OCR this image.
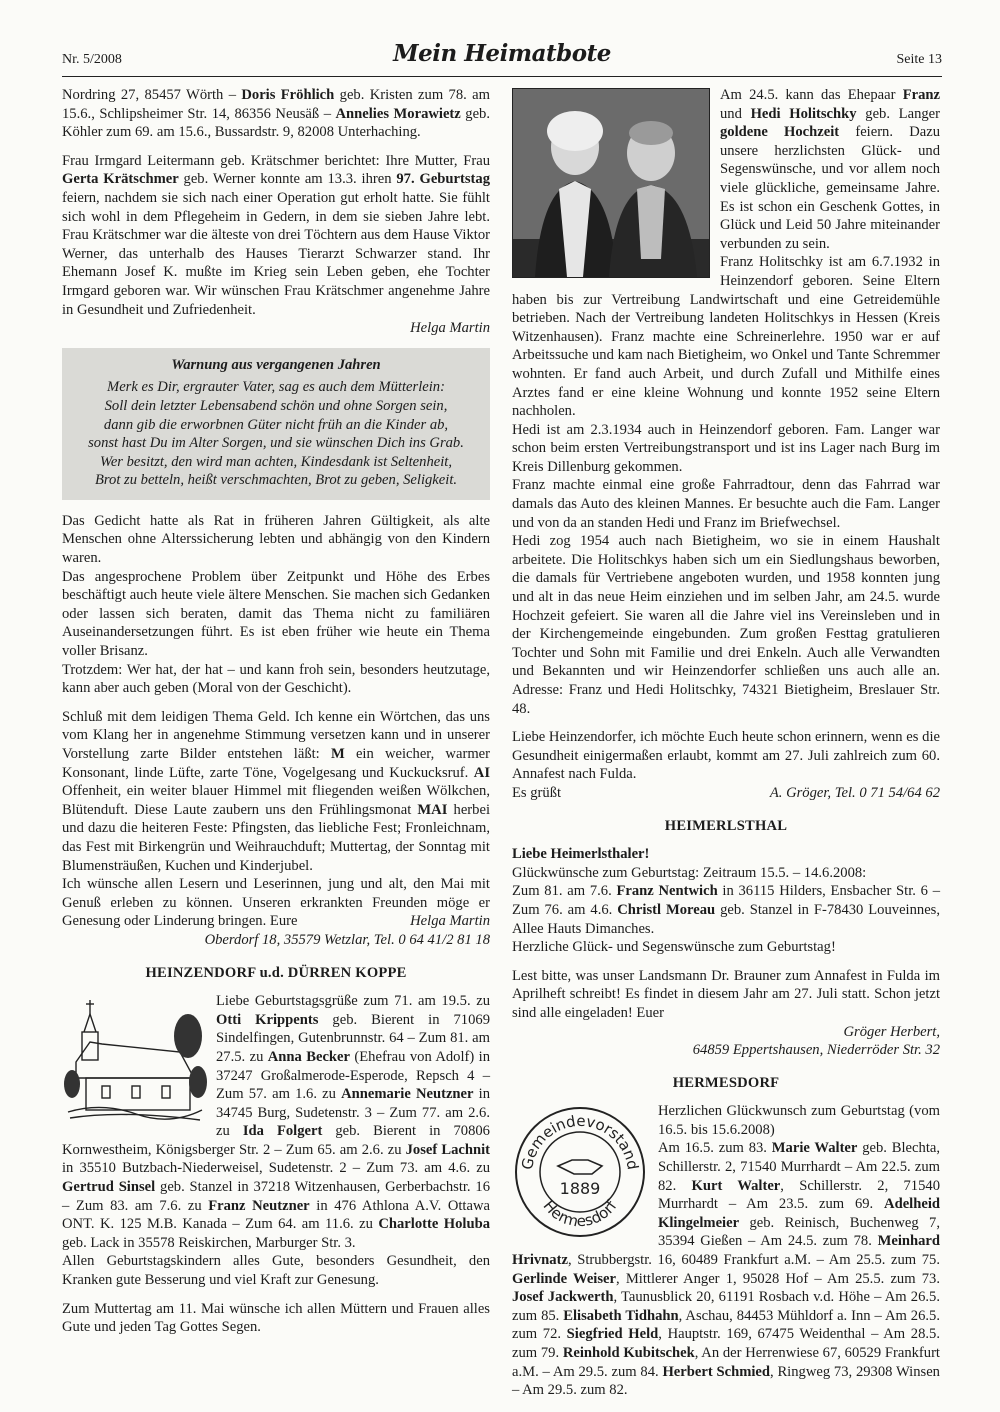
Nr. 5/2008	Mein Heimatbote	Seite 13

Nordring 27, 85457 Wörth – Doris Fröhlich geb. Kristen zum 78. am 15.6., Schlipsheimer Str. 14, 86356 Neusäß – Annelies Morawietz geb. Köhler zum 69. am 15.6., Bussardstr. 9, 82008 Unterhaching.

Frau Irmgard Leitermann geb. Krätschmer berichtet: Ihre Mutter, Frau Gerta Krätschmer geb. Werner konnte am 13.3. ihren 97. Geburtstag feiern, nachdem sie sich nach einer Operation gut erholt hatte. Sie fühlt sich wohl in dem Pflegeheim in Gedern, in dem sie sieben Jahre lebt. Frau Krätschmer war die älteste von drei Töchtern aus dem Hause Viktor Werner, das unterhalb des Hauses Tierarzt Schwarzer stand. Ihr Ehemann Josef K. mußte im Krieg sein Leben geben, ehe Tochter Irmgard geboren war. Wir wünschen Frau Krätschmer angenehme Jahre in Gesundheit und Zufriedenheit.

Helga Martin

Warnung aus vergangenen Jahren
Merk es Dir, ergrauter Vater, sag es auch dem Mütterlein:
Soll dein letzter Lebensabend schön und ohne Sorgen sein,
dann gib die erworbnen Güter nicht früh an die Kinder ab,
sonst hast Du im Alter Sorgen, und sie wünschen Dich ins Grab.
Wer besitzt, den wird man achten, Kindesdank ist Seltenheit,
Brot zu betteln, heißt verschmachten, Brot zu geben, Seligkeit.

Das Gedicht hatte als Rat in früheren Jahren Gültigkeit, als alte Menschen ohne Alterssicherung lebten und abhängig von den Kindern waren.

Das angesprochene Problem über Zeitpunkt und Höhe des Erbes beschäftigt auch heute viele ältere Menschen. Sie machen sich Gedanken oder lassen sich beraten, damit das Thema nicht zu familiären Auseinandersetzungen führt. Es ist eben früher wie heute ein Thema voller Brisanz.

Trotzdem: Wer hat, der hat – und kann froh sein, besonders heutzutage, kann aber auch geben (Moral von der Geschicht).

Schluß mit dem leidigen Thema Geld. Ich kenne ein Wörtchen, das uns vom Klang her in angenehme Stimmung versetzen kann und in unserer Vorstellung zarte Bilder entstehen läßt: M ein weicher, warmer Konsonant, linde Lüfte, zarte Töne, Vogelgesang und Kuckucksruf. AI Offenheit, ein weiter blauer Himmel mit fliegenden weißen Wölkchen, Blütenduft. Diese Laute zaubern uns den Frühlingsmonat MAI herbei und dazu die heiteren Feste: Pfingsten, das liebliche Fest; Fronleichnam, das Fest mit Birkengrün und Weihrauchduft; Muttertag, der Sonntag mit Blumensträußen, Kuchen und Kinderjubel.

Ich wünsche allen Lesern und Leserinnen, jung und alt, den Mai mit Genuß erleben zu können. Unseren erkrankten Freunden möge er Genesung oder Linderung bringen. Eure	Helga Martin

Oberdorf 18, 35579 Wetzlar, Tel. 0 64 41/2 81 18

HEINZENDORF u.d. DÜRREN KOPPE

Liebe Geburtstagsgrüße zum 71. am 19.5. zu Otti Krippents geb. Bierent in 71069 Sindelfingen, Gutenbrunnstr. 64 – Zum 81. am 27.5. zu Anna Becker (Ehefrau von Adolf) in 37247 Großalmerode-Esperode, Repsch 4 – Zum 57. am 1.6. zu Annemarie Neutzner in 34745 Burg, Sudetenstr. 3 – Zum 77. am 2.6. zu Ida Folgert geb. Bierent in 70806 Kornwestheim, Königsberger Str. 2 – Zum 65. am 2.6. zu Josef Lachnit in 35510 Butzbach-Niederweisel, Sudetenstr. 2 – Zum 73. am 4.6. zu Gertrud Sinsel geb. Stanzel in 37218 Witzenhausen, Gerberbachstr. 16 – Zum 83. am 7.6. zu Franz Neutzner in 476 Athlona A.V. Ottawa ONT. K. 125 M.B. Kanada – Zum 64. am 11.6. zu Charlotte Holuba geb. Lack in 35578 Reiskirchen, Marburger Str. 3.

Allen Geburtstagskindern alles Gute, besonders Gesundheit, den Kranken gute Besserung und viel Kraft zur Genesung.

Zum Muttertag am 11. Mai wünsche ich allen Müttern und Frauen alles Gute und jeden Tag Gottes Segen.

Am 24.5. kann das Ehepaar Franz und Hedi Holitschky geb. Langer goldene Hochzeit feiern. Dazu unsere herzlichsten Glück- und Segenswünsche, und vor allem noch viele glückliche, gemeinsame Jahre. Es ist schon ein Geschenk Gottes, in Glück und Leid 50 Jahre miteinander verbunden zu sein.

Franz Holitschky ist am 6.7.1932 in Heinzendorf geboren. Seine Eltern haben bis zur Vertreibung Landwirtschaft und eine Getreidemühle betrieben. Nach der Vertreibung landeten Holitschkys in Hessen (Kreis Witzenhausen). Franz machte eine Schreinerlehre. 1950 war er auf Arbeitssuche und kam nach Bietigheim, wo Onkel und Tante Schremmer wohnten. Er fand auch Arbeit, und durch Zufall und Mithilfe eines Arztes fand er eine kleine Wohnung und konnte 1952 seine Eltern nachholen.

Hedi ist am 2.3.1934 auch in Heinzendorf geboren. Fam. Langer war schon beim ersten Vertreibungstransport und ist ins Lager nach Burg im Kreis Dillenburg gekommen.

Franz machte einmal eine große Fahrradtour, denn das Fahrrad war damals das Auto des kleinen Mannes. Er besuchte auch die Fam. Langer und von da an standen Hedi und Franz im Briefwechsel.

Hedi zog 1954 auch nach Bietigheim, wo sie in einem Haushalt arbeitete. Die Holitschkys haben sich um ein Siedlungshaus beworben, die damals für Vertriebene angeboten wurden, und 1958 konnten jung und alt in das neue Heim einziehen und im selben Jahr, am 24.5. wurde Hochzeit gefeiert. Sie waren all die Jahre viel ins Vereinsleben und in der Kirchengemeinde eingebunden. Zum großen Festtag gratulieren Tochter und Sohn mit Familie und drei Enkeln. Auch alle Verwandten und Bekannten und wir Heinzendorfer schließen uns auch alle an. Adresse: Franz und Hedi Holitschky, 74321 Bietigheim, Breslauer Str. 48.

Liebe Heinzendorfer, ich möchte Euch heute schon erinnern, wenn es die Gesundheit einigermaßen erlaubt, kommt am 27. Juli zahlreich zum 60. Annafest nach Fulda.

Es grüßt	A. Gröger, Tel. 0 71 54/64 62
HEIMERLSTHAL

Liebe Heimerlsthaler!

Glückwünsche zum Geburtstag: Zeitraum 15.5. – 14.6.2008:

Zum 81. am 7.6. Franz Nentwich in 36115 Hilders, Ensbacher Str. 6 – Zum 76. am 4.6. Christl Moreau geb. Stanzel in F-78430 Louveinnes, Allee Hauts Dimanches.

Herzliche Glück- und Segenswünsche zum Geburtstag!

Lest bitte, was unser Landsmann Dr. Brauner zum Annafest in Fulda im Aprilheft schreibt! Es findet in diesem Jahr am 27. Juli statt. Schon jetzt sind alle eingeladen! Euer

Gröger Herbert,

64859 Eppertshausen, Niederröder Str. 32

HERMESDORF
Gemeindevorstand
Hermesdorf
1889

Herzlichen Glückwunsch zum Geburtstag (vom 16.5. bis 15.6.2008)

Am 16.5. zum 83. Marie Walter geb. Blechta, Schillerstr. 2, 71540 Murrhardt – Am 22.5. zum 82. Kurt Walter, Schillerstr. 2, 71540 Murrhardt – Am 23.5. zum 69. Adelheid Klingelmeier geb. Reinisch, Buchenweg 7, 35394 Gießen – Am 24.5. zum 78. Meinhard Hrivnatz, Strubbergstr. 16, 60489 Frankfurt a.M. – Am 25.5. zum 75. Gerlinde Weiser, Mittlerer Anger 1, 95028 Hof – Am 25.5. zum 73. Josef Jackwerth, Taunusblick 20, 61191 Rosbach v.d. Höhe – Am 26.5. zum 85. Elisabeth Tidhahn, Aschau, 84453 Mühldorf a. Inn – Am 26.5. zum 72. Siegfried Held, Hauptstr. 169, 67475 Weidenthal – Am 28.5. zum 79. Reinhold Kubitschek, An der Herrenwiese 67, 60529 Frankfurt a.M. – Am 29.5. zum 84. Herbert Schmied, Ringweg 73, 29308 Winsen – Am 29.5. zum 82.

### What is required
Read the data above and pull out each line that holds the string "Jahren".

### Written response
Warnung aus vergangenen Jahren
Das Gedicht hatte als Rat in früheren Jahren Gültigkeit, als alte Menschen ohne Alterssicherung lebten und abhängig von den Kindern waren.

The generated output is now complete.